WRITTEN PROBLEM:
Reproduce every record below exactly as written, but leave out any pictures.

-- Start of RECORDS SHOWN --

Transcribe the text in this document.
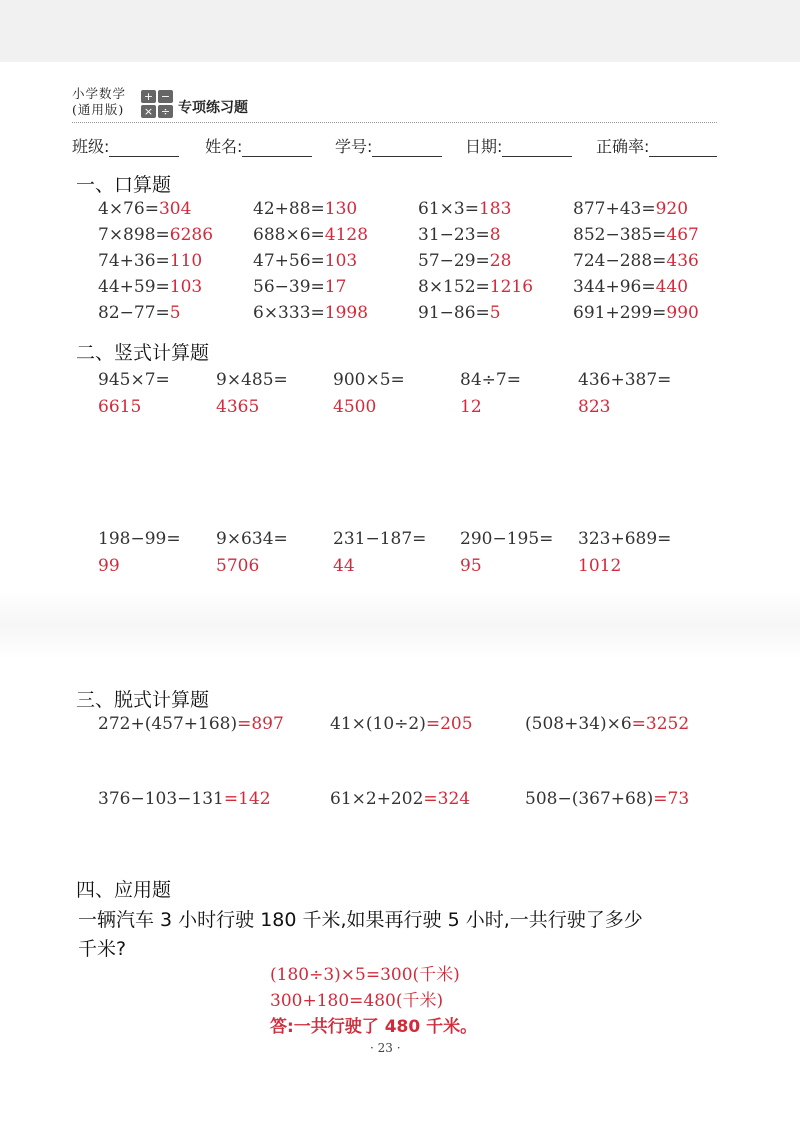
小学数学
(通用版)
+ −
× ÷ 专项练习题
班级:	姓名:	学号:	日期:	正确率:
一、口算题
4×76=304	42+88=130	61×3=183	877+43=920
7×898=6286 688×6=4128	31−23=8	852−385=467
74+36=110	47+56=103	57−29=28	724−288=436
44+59=103	56−39=17	8×152=1216 344+96=440
82−77=5	6×333=1998	91−86=5	691+299=990
二、竖式计算题
945×7=	9×485=	900×5=	84÷7=	436+387=
6615	4365	4500	12	823
198−99= 9×634=	231−187= 290−195= 323+689=
99	5706	44	95	1012
三、脱式计算题
272+(457+168)=897	41×(10÷2)=205	(508+34)×6=3252
376−103−131=142	61×2+202=324	508−(367+68)=73
四、应用题
一辆汽车 3 小时行驶 180 千米,如果再行驶 5 小时,一共行驶了多少
千米?
(180÷3)×5=300(千米)
300+180=480(千米)
答:一共行驶了 480 千米。
· 23 ·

-- End of RECORDS SHOWN --

TASK SOLUTION:
Transcribe the text in this document.
小学数学
(通用版)
+ −
× ÷ 专项练习题
班级:	姓名:	学号:	日期:	正确率:
一、口算题
4×76=304	42+88=130	61×3=183	877+43=920
7×898=6286 688×6=4128	31−23=8	852−385=467
74+36=110	47+56=103	57−29=28	724−288=436
44+59=103	56−39=17	8×152=1216 344+96=440
82−77=5	6×333=1998	91−86=5	691+299=990
二、竖式计算题
945×7=	9×485=	900×5=	84÷7=	436+387=
6615	4365	4500	12	823
198−99= 9×634=	231−187= 290−195= 323+689=
99	5706	44	95	1012
三、脱式计算题
272+(457+168)=897	41×(10÷2)=205	(508+34)×6=3252
376−103−131=142	61×2+202=324	508−(367+68)=73
四、应用题
一辆汽车 3 小时行驶 180 千米,如果再行驶 5 小时,一共行驶了多少
千米?
(180÷3)×5=300(千米)
300+180=480(千米)
答:一共行驶了 480 千米。
· 23 ·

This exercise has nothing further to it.